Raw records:
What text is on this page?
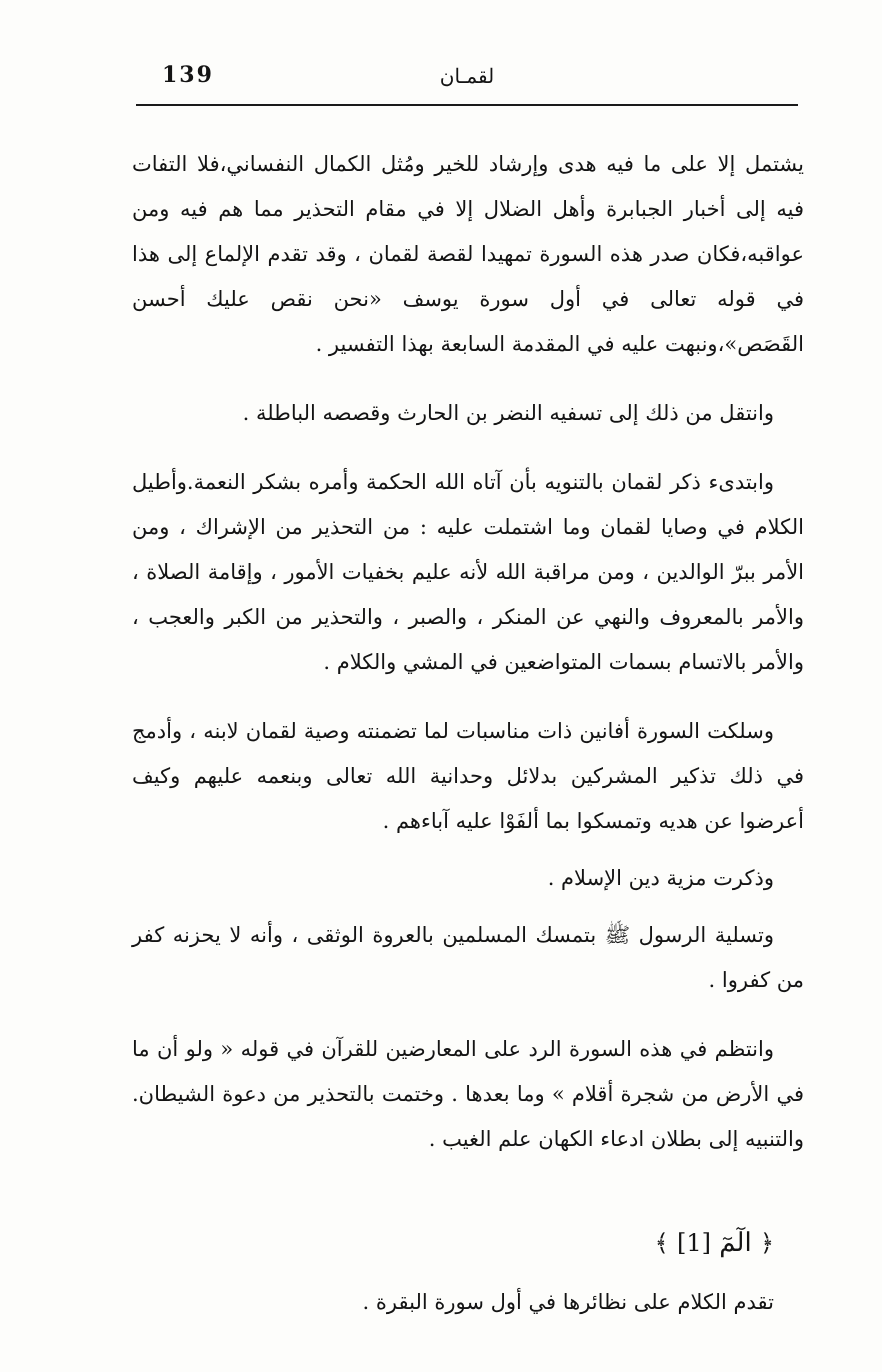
139	لقمـان

يشتمل إلا على ما فيه هدى وإرشاد للخير ومُثل الكمال النفساني،فلا التفات فيه إلى أخبار الجبابرة وأهل الضلال إلا في مقام التحذير مما هم فيه ومن عواقبه،فكان صدر هذه السورة تمهيدا لقصة لقمان ، وقد تقدم الإلماع إلى هذا في قوله تعالى في أول سورة يوسف «نحن نقص عليك أحسن القَصَص»،ونبهت عليه في المقدمة السابعة بهذا التفسير .

وانتقل من ذلك إلى تسفيه النضر بن الحارث وقصصه الباطلة .

وابتدىء ذكر لقمان بالتنويه بأن آتاه الله الحكمة وأمره بشكر النعمة.وأطيل الكلام في وصايا لقمان وما اشتملت عليه : من التحذير من الإشراك ، ومن الأمر ببرّ الوالدين ، ومن مراقبة الله لأنه عليم بخفيات الأمور ، وإقامة الصلاة ، والأمر بالمعروف والنهي عن المنكر ، والصبر ، والتحذير من الكبر والعجب ، والأمر بالاتسام بسمات المتواضعين في المشي والكلام .

وسلكت السورة أفانين ذات مناسبات لما تضمنته وصية لقمان لابنه ، وأدمج في ذلك تذكير المشركين بدلائل وحدانية الله تعالى وبنعمه عليهم وكيف أعرضوا عن هديه وتمسكوا بما ألفَوْا عليه آباءهم .

وذكرت مزية دين الإسلام .

وتسلية الرسول ﷺ بتمسك المسلمين بالعروة الوثقى ، وأنه لا يحزنه كفر من كفروا .

وانتظم في هذه السورة الرد على المعارضين للقرآن في قوله « ولو أن ما في الأرض من شجرة أقلام » وما بعدها . وختمت بالتحذير من دعوة الشيطان. والتنبيه إلى بطلان ادعاء الكهان علم الغيب .

﴿ الٓمٓ [1] ﴾

تقدم الكلام على نظائرها في أول سورة البقرة .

Task objective: Reproduce the whole listing exactly, but not the images in it.

Written solution:
What text is on this page?
139	لقمـان

يشتمل إلا على ما فيه هدى وإرشاد للخير ومُثل الكمال النفساني،فلا التفات فيه إلى أخبار الجبابرة وأهل الضلال إلا في مقام التحذير مما هم فيه ومن عواقبه،فكان صدر هذه السورة تمهيدا لقصة لقمان ، وقد تقدم الإلماع إلى هذا في قوله تعالى في أول سورة يوسف «نحن نقص عليك أحسن القَصَص»،ونبهت عليه في المقدمة السابعة بهذا التفسير .

وانتقل من ذلك إلى تسفيه النضر بن الحارث وقصصه الباطلة .

وابتدىء ذكر لقمان بالتنويه بأن آتاه الله الحكمة وأمره بشكر النعمة.وأطيل الكلام في وصايا لقمان وما اشتملت عليه : من التحذير من الإشراك ، ومن الأمر ببرّ الوالدين ، ومن مراقبة الله لأنه عليم بخفيات الأمور ، وإقامة الصلاة ، والأمر بالمعروف والنهي عن المنكر ، والصبر ، والتحذير من الكبر والعجب ، والأمر بالاتسام بسمات المتواضعين في المشي والكلام .

وسلكت السورة أفانين ذات مناسبات لما تضمنته وصية لقمان لابنه ، وأدمج في ذلك تذكير المشركين بدلائل وحدانية الله تعالى وبنعمه عليهم وكيف أعرضوا عن هديه وتمسكوا بما ألفَوْا عليه آباءهم .

وذكرت مزية دين الإسلام .

وتسلية الرسول ﷺ بتمسك المسلمين بالعروة الوثقى ، وأنه لا يحزنه كفر من كفروا .

وانتظم في هذه السورة الرد على المعارضين للقرآن في قوله « ولو أن ما في الأرض من شجرة أقلام » وما بعدها . وختمت بالتحذير من دعوة الشيطان. والتنبيه إلى بطلان ادعاء الكهان علم الغيب .

﴿ الٓمٓ [1] ﴾

تقدم الكلام على نظائرها في أول سورة البقرة .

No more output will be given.